Stated exercise A: List each distinct username that heads a post in the road bike thread, naming each one only once.
Stated exercise B: Write what comes next in the road bike thread, starting right after its final line.

Provided text:
--- begin ---
# My first road bike...



## GrayBlack (Feb 8, 2012)

Hey everyone, I bought my first road bike last week from the LBS. I've been riding it everyday and loving every second of it. I look forward to soaking up as much knowledge as I can from all of you.

Cheers!


----------



## Liqrsicc (Nov 19, 2011)

Bought my first road bike a few weeks ago too and it's also a Roubaix! Nice bike! :thumbsup:


----------



## PJ352 (Dec 5, 2007)

Nice bike.. congrats!!

Looks better in your pic than on Spec's website (IMHO).


----------



## froze (Sep 15, 2002)

Nice bike, you got a great first time bike, with those zerts inserts it should make the ride a bit more comfortable to ride thus maybe you'll ride the bike for long time to come.


----------



## carlislegeorge (Mar 28, 2004)

very nice, but please not a red bottle cage with this one...


----------



## froze (Sep 15, 2002)

carlislegeorge said:


> very nice, but please not a red bottle cage with this one...


Why not red? The bike needs a sharp contrasting color. Maybe yellow instead?


----------



## Math's (Jun 25, 2011)
--- end ---
Stored data:
--- begin ---
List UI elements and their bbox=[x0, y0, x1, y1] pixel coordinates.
--- end ---
Exercise output A: GrayBlack, Liqrsicc, PJ352, froze, carlislegeorge, Math's

Exercise output B:
Why not white, like the stikers


----------



## SOME_1_ELSE_1999 (Apr 22, 2011)

Velominati

Rule #8
// Saddles, bars, and tires shall be carefully matched.3

Valid options are:

Match the saddle to the bars and the tires to black; or
Match the bars to the color of the frame at the top of the head tube and the saddle to the color of the frame at the top of the seat tube and the tires to the color where they come closest to the frame; or
Match the saddle and the bars to the frame decals; or
Black, black, black


apply this to your bottle cage


----------



## froze (Sep 15, 2002)

Math's said:


> Why not white, like the stikers


Actually I thought of white too but it's too plain, then I thought, why not paint the decals yellow then get yellow cages? Someone good with an air brush could make the decals yellow, then at least the bike would have a color that would jump out at you.


----------



## Antonio Araujo (Feb 13, 2012)

Bought my 2nd road bike 4 days ago and it's a Roubaix Apex Compact 2012 with the same color as yours. I got a free black aluminium bottle cage with the Specialized 21 oz. Little Big Mouth Bottle in dark silver color.
I think it looks great, I can take a picture later.


----------



## Elpimpo (Jan 16, 2012)

wow, you started out on that?!

Good stuffs man!

Curious, what (if) other bikes did you try before centering on the ruby?


----------



## drim (Nov 16, 2009)

That is an amazing first bike!

Just wondering, how much did you pay for it?


----------



## GrayBlack (Feb 8, 2012)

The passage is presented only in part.